- Stated exercise: For the listing below, give the count of lines containing the string "отказа" and nothing else.

- Records for this exercise:
╭──

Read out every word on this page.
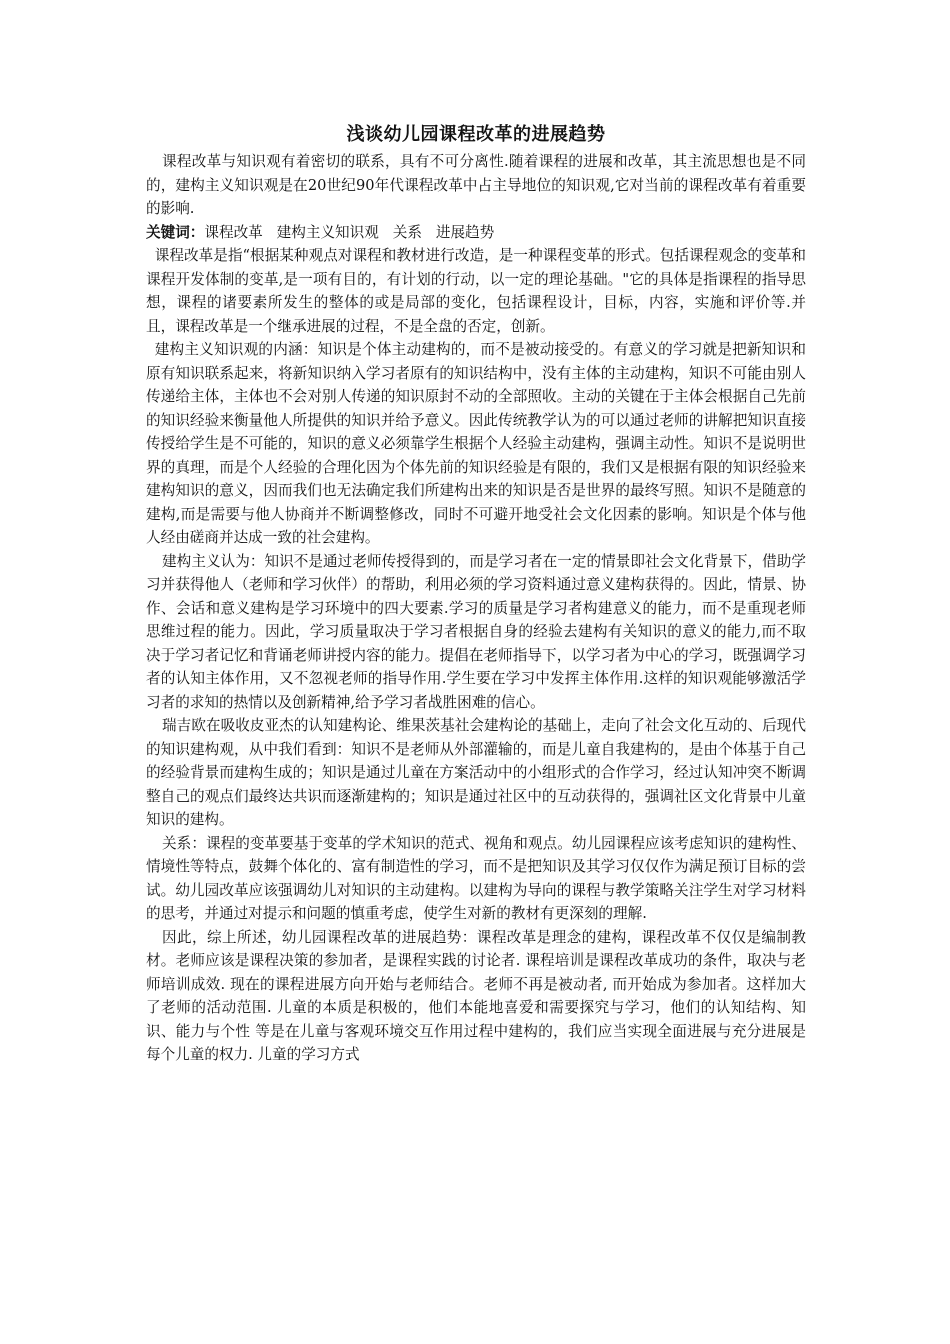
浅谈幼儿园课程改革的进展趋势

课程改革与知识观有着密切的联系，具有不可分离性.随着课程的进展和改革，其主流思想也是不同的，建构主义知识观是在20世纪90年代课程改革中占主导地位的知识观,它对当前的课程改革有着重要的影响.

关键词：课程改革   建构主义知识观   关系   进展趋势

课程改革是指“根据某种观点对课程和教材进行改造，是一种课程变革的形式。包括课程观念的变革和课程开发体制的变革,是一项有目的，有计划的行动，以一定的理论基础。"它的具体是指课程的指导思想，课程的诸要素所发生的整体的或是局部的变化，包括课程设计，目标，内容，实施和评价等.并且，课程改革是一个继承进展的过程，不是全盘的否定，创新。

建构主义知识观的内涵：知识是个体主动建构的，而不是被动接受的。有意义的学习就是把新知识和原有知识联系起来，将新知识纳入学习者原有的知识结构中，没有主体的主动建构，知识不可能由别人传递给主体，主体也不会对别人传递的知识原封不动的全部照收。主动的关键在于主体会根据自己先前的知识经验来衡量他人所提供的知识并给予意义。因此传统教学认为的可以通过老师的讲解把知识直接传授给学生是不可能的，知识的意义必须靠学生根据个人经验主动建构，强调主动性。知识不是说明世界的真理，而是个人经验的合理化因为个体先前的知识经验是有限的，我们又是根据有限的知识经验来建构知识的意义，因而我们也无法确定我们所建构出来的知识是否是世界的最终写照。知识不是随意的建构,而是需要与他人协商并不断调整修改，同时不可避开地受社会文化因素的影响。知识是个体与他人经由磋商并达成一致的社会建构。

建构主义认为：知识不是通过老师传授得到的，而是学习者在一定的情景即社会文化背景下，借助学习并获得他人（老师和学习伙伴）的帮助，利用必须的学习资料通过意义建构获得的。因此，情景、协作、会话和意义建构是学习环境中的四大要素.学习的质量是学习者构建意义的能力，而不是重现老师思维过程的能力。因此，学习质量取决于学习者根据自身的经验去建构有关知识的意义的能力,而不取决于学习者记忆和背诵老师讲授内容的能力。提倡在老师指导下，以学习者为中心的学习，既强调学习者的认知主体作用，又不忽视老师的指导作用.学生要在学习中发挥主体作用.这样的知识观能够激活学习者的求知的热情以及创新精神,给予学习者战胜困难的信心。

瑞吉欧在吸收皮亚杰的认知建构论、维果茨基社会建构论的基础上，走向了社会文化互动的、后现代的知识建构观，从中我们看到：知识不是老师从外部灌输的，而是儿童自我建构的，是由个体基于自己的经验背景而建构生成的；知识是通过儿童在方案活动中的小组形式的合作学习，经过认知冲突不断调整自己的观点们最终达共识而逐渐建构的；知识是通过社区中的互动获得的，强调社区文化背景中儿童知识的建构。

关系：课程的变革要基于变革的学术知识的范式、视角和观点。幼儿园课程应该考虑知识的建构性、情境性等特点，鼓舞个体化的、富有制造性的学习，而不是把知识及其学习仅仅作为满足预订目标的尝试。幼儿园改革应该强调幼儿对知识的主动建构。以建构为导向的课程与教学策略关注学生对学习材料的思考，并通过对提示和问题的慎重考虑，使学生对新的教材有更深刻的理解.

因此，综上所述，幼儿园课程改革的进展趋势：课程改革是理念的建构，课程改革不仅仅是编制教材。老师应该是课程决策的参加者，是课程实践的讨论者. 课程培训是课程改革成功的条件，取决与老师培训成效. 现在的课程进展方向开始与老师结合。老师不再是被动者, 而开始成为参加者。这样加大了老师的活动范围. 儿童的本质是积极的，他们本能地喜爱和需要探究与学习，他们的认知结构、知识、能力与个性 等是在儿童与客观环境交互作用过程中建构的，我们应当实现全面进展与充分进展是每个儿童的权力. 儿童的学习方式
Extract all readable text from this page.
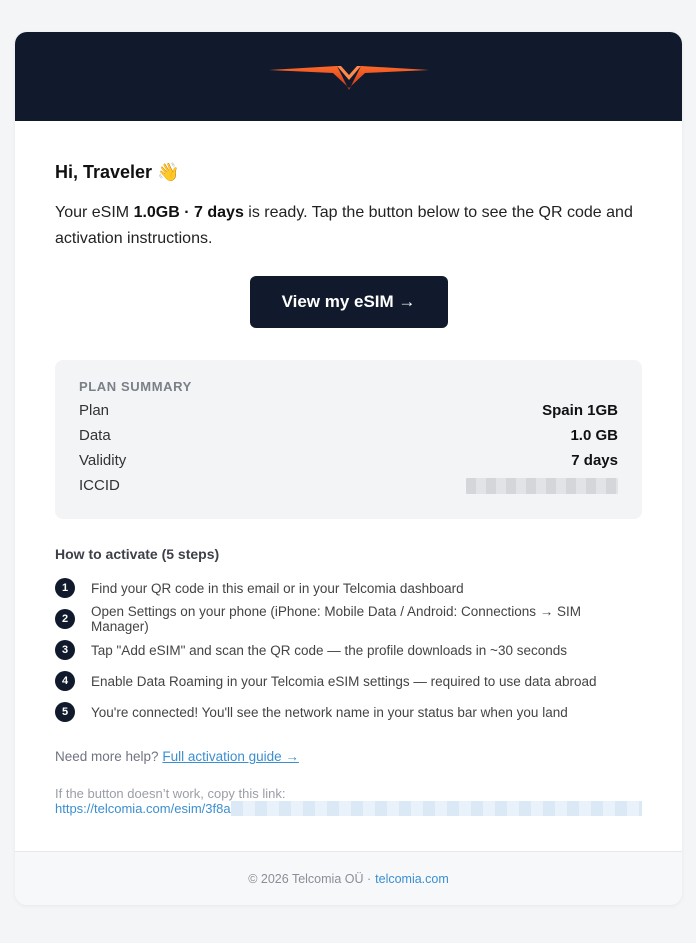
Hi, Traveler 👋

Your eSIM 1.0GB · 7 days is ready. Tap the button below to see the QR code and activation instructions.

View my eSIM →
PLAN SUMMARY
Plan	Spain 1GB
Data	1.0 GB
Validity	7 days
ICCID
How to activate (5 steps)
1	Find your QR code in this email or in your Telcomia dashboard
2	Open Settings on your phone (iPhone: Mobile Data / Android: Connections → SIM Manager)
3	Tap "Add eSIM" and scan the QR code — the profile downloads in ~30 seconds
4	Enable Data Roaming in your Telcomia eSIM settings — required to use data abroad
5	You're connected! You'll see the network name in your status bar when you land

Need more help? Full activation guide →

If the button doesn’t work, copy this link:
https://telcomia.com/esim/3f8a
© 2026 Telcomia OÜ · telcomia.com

╰──
╭──

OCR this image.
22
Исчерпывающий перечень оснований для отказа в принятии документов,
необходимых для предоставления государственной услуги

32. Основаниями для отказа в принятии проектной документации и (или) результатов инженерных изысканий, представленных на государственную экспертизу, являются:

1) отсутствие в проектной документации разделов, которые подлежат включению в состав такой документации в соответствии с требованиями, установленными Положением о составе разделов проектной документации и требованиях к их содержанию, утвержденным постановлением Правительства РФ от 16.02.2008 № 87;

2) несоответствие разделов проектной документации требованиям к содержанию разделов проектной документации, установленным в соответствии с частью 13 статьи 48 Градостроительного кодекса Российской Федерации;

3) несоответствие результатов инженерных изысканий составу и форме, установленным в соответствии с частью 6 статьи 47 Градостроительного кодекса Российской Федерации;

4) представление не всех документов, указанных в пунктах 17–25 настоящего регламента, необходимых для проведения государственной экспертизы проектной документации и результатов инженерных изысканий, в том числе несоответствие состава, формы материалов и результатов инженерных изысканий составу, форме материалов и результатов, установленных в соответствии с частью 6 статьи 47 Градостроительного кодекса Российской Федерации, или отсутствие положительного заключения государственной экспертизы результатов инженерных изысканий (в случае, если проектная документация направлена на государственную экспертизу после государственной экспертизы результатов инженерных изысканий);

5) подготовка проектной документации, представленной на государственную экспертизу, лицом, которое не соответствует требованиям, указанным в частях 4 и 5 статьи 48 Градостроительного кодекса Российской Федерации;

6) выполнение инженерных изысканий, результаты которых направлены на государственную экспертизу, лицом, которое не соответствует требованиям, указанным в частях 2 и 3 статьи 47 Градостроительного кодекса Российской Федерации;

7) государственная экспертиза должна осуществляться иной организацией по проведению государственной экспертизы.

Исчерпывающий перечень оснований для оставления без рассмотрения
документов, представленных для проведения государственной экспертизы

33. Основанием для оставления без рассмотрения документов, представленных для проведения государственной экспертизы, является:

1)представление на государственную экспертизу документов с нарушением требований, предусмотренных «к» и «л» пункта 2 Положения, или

╰──

- Task solution: 2